MATERIALS PROVIDED:
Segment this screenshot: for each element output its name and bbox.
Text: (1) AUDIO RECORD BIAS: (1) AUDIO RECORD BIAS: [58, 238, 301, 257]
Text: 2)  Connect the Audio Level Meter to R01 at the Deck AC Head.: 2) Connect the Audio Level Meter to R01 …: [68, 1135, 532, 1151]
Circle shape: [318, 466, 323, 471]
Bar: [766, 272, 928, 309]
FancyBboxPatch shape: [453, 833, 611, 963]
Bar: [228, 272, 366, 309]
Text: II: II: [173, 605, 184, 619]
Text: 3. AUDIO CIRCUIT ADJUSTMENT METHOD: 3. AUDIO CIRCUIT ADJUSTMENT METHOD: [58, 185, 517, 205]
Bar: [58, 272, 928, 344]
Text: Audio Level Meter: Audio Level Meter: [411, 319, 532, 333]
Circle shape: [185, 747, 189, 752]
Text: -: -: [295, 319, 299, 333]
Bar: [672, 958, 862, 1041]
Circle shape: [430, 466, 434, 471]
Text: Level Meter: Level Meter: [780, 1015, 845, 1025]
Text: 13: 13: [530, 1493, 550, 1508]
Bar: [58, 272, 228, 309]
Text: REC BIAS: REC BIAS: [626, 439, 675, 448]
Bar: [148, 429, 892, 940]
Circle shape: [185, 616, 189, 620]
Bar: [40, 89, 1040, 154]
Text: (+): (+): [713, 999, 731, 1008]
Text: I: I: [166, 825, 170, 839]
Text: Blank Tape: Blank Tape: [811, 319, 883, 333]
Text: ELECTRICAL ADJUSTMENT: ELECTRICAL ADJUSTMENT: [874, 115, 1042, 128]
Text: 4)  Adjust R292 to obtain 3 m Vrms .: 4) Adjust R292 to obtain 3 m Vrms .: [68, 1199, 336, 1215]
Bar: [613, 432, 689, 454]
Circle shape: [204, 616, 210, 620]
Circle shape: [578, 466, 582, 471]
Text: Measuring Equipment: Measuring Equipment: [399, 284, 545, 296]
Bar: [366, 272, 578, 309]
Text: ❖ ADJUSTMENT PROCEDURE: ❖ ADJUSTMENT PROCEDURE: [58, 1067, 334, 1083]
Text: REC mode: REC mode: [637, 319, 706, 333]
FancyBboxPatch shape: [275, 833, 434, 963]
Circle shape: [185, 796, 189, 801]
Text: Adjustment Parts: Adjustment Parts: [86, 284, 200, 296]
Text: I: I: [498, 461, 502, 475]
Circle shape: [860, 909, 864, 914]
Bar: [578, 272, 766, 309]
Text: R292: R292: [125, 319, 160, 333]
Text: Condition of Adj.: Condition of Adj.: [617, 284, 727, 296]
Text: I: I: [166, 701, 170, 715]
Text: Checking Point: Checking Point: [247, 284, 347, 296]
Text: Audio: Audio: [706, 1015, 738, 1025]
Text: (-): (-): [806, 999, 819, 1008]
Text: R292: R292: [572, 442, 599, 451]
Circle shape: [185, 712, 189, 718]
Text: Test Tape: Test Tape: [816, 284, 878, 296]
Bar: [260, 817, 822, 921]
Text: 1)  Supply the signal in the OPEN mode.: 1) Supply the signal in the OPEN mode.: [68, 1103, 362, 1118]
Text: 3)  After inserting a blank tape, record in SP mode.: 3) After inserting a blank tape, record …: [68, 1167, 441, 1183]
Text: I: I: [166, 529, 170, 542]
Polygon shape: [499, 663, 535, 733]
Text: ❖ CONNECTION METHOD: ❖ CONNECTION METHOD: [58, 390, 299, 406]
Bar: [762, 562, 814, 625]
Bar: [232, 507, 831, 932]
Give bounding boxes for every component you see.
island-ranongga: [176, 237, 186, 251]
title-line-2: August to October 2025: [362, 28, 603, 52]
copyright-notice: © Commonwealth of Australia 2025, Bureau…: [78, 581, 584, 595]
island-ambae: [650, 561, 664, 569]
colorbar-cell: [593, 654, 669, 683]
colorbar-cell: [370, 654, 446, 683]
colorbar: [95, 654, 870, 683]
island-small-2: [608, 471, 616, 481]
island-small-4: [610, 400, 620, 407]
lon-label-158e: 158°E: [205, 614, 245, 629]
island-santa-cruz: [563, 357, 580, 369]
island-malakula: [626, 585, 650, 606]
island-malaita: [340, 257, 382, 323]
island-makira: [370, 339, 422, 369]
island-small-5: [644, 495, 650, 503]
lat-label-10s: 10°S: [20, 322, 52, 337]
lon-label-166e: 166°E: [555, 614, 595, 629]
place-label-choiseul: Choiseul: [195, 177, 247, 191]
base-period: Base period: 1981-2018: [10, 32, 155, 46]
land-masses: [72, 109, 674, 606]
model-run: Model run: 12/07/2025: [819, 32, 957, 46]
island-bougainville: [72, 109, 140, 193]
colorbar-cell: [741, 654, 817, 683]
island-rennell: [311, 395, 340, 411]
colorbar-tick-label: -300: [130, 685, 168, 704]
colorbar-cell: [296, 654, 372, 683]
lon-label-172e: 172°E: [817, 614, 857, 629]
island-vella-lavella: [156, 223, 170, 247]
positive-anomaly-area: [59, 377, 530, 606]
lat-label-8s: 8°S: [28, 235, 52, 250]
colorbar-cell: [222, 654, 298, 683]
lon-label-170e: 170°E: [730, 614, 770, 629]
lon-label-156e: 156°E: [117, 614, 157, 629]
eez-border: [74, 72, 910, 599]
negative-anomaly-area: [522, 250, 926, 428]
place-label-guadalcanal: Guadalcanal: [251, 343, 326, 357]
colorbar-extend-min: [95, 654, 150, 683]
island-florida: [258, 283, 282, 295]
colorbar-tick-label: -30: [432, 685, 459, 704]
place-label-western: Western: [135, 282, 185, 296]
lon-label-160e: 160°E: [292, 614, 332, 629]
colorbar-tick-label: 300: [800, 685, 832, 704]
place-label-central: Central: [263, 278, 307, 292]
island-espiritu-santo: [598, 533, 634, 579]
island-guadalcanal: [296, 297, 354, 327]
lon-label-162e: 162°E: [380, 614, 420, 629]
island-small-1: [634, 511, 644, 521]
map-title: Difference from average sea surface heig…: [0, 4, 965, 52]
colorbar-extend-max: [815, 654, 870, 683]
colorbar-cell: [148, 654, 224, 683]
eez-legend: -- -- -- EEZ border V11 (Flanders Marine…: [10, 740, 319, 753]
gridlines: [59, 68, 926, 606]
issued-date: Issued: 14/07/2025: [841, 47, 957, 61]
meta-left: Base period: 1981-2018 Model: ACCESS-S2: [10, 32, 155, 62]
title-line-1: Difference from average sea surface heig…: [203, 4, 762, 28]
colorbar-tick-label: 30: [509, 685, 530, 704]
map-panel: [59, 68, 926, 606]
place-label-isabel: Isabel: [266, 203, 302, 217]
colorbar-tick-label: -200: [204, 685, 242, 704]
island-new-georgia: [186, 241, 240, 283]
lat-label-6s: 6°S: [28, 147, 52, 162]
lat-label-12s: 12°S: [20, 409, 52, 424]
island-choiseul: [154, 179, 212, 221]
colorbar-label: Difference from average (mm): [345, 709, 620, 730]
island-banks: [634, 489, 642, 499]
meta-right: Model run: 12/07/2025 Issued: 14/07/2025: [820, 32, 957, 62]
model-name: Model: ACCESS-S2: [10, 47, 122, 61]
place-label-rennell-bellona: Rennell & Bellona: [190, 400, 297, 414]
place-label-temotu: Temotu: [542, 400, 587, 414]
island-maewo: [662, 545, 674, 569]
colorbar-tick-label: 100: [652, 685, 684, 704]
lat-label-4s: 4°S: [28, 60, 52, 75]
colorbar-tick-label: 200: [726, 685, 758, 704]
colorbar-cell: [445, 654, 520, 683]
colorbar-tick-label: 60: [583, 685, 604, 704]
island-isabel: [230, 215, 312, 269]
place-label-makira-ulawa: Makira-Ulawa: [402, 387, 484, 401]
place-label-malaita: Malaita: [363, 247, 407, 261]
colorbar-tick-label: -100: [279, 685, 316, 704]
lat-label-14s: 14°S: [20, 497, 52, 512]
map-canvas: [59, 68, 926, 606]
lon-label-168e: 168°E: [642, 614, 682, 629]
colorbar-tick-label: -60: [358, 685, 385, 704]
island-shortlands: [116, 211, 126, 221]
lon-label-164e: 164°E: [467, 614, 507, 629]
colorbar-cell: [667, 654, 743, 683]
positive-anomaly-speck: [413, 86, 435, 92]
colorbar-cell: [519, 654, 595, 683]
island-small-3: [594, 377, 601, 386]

PROBLEM REQUIREMENTS:
Which lines in the listing above contain the string "Difference"? Gather all of them, treating uppercase and lowercase letters as different.

RESULT BELOW:
map-title: Difference from average sea surface heig…: [0, 4, 965, 52]
title-line-1: Difference from average sea surface heig…: [203, 4, 762, 28]
colorbar-label: Difference from average (mm): [345, 709, 620, 730]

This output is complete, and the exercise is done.